§ Material for the task
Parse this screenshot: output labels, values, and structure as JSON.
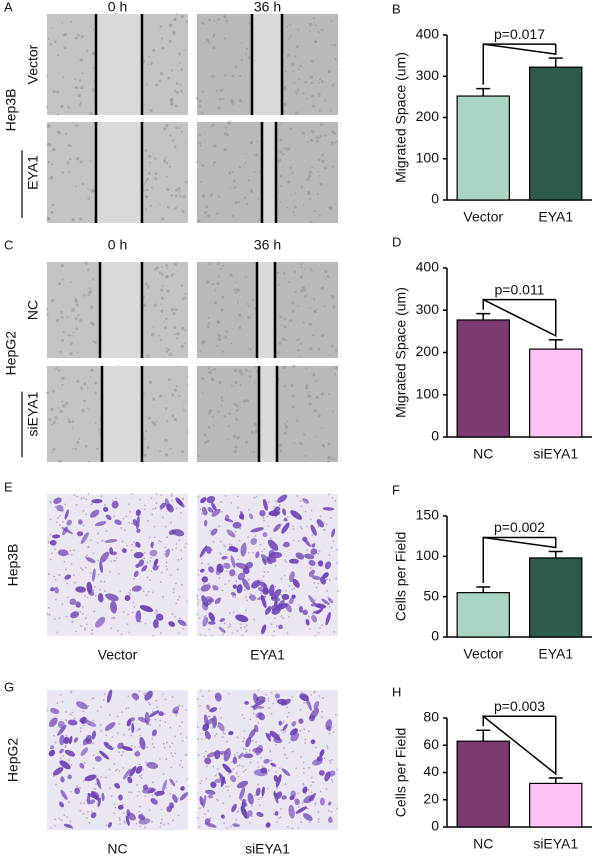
{
  "image_panels": [
    {
      "letter": "A",
      "cell_line": "Hep3B",
      "columns": [
        "0 h",
        "36 h"
      ],
      "rows": [
        "Vector",
        "EYA1"
      ]
    },
    {
      "letter": "C",
      "cell_line": "HepG2",
      "columns": [
        "0 h",
        "36 h"
      ],
      "rows": [
        "NC",
        "siEYA1"
      ]
    },
    {
      "letter": "E",
      "cell_line": "Hep3B",
      "columns": [
        "Vector",
        "EYA1"
      ]
    },
    {
      "letter": "G",
      "cell_line": "HepG2",
      "columns": [
        "NC",
        "siEYA1"
      ]
    }
  ],
  "chart_data": [
    {
      "type": "bar",
      "letter": "B",
      "ylabel": "Migrated Space (um)",
      "categories": [
        "Vector",
        "EYA1"
      ],
      "values": [
        252,
        322
      ],
      "errors": [
        18,
        22
      ],
      "colors": [
        "#a9d5c2",
        "#2e5a4c"
      ],
      "ylim": [
        0,
        400
      ],
      "yticks": [
        0,
        100,
        200,
        300,
        400
      ],
      "annotation": "p=0.017"
    },
    {
      "type": "bar",
      "letter": "D",
      "ylabel": "Migrated Space (um)",
      "categories": [
        "NC",
        "siEYA1"
      ],
      "values": [
        277,
        208
      ],
      "errors": [
        15,
        22
      ],
      "colors": [
        "#7b3b6e",
        "#ffc2f4"
      ],
      "ylim": [
        0,
        400
      ],
      "yticks": [
        0,
        100,
        200,
        300,
        400
      ],
      "annotation": "p=0.011"
    },
    {
      "type": "bar",
      "letter": "F",
      "ylabel": "Cells per Field",
      "categories": [
        "Vector",
        "EYA1"
      ],
      "values": [
        55,
        98
      ],
      "errors": [
        7,
        8
      ],
      "colors": [
        "#a9d5c2",
        "#2e5a4c"
      ],
      "ylim": [
        0,
        150
      ],
      "yticks": [
        0,
        50,
        100,
        150
      ],
      "annotation": "p=0.002"
    },
    {
      "type": "bar",
      "letter": "H",
      "ylabel": "Cells per Field",
      "categories": [
        "NC",
        "siEYA1"
      ],
      "values": [
        63,
        32
      ],
      "errors": [
        8,
        4
      ],
      "colors": [
        "#7b3b6e",
        "#ffc2f4"
      ],
      "ylim": [
        0,
        80
      ],
      "yticks": [
        0,
        20,
        40,
        60,
        80
      ],
      "annotation": "p=0.003"
    }
  ]
}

§ Exercise description
Reproduce all the records verbatim, excluding images.

§ Problem solution
Parse this screenshot: output labels, values, and structure as JSON.
{
  "image_panels": [
    {
      "letter": "A",
      "cell_line": "Hep3B",
      "columns": [
        "0 h",
        "36 h"
      ],
      "rows": [
        "Vector",
        "EYA1"
      ]
    },
    {
      "letter": "C",
      "cell_line": "HepG2",
      "columns": [
        "0 h",
        "36 h"
      ],
      "rows": [
        "NC",
        "siEYA1"
      ]
    },
    {
      "letter": "E",
      "cell_line": "Hep3B",
      "columns": [
        "Vector",
        "EYA1"
      ]
    },
    {
      "letter": "G",
      "cell_line": "HepG2",
      "columns": [
        "NC",
        "siEYA1"
      ]
    }
  ],
  "chart_data": [
    {
      "type": "bar",
      "letter": "B",
      "ylabel": "Migrated Space (um)",
      "categories": [
        "Vector",
        "EYA1"
      ],
      "values": [
        252,
        322
      ],
      "errors": [
        18,
        22
      ],
      "colors": [
        "#a9d5c2",
        "#2e5a4c"
      ],
      "ylim": [
        0,
        400
      ],
      "yticks": [
        0,
        100,
        200,
        300,
        400
      ],
      "annotation": "p=0.017"
    },
    {
      "type": "bar",
      "letter": "D",
      "ylabel": "Migrated Space (um)",
      "categories": [
        "NC",
        "siEYA1"
      ],
      "values": [
        277,
        208
      ],
      "errors": [
        15,
        22
      ],
      "colors": [
        "#7b3b6e",
        "#ffc2f4"
      ],
      "ylim": [
        0,
        400
      ],
      "yticks": [
        0,
        100,
        200,
        300,
        400
      ],
      "annotation": "p=0.011"
    },
    {
      "type": "bar",
      "letter": "F",
      "ylabel": "Cells per Field",
      "categories": [
        "Vector",
        "EYA1"
      ],
      "values": [
        55,
        98
      ],
      "errors": [
        7,
        8
      ],
      "colors": [
        "#a9d5c2",
        "#2e5a4c"
      ],
      "ylim": [
        0,
        150
      ],
      "yticks": [
        0,
        50,
        100,
        150
      ],
      "annotation": "p=0.002"
    },
    {
      "type": "bar",
      "letter": "H",
      "ylabel": "Cells per Field",
      "categories": [
        "NC",
        "siEYA1"
      ],
      "values": [
        63,
        32
      ],
      "errors": [
        8,
        4
      ],
      "colors": [
        "#7b3b6e",
        "#ffc2f4"
      ],
      "ylim": [
        0,
        80
      ],
      "yticks": [
        0,
        20,
        40,
        60,
        80
      ],
      "annotation": "p=0.003"
    }
  ]
}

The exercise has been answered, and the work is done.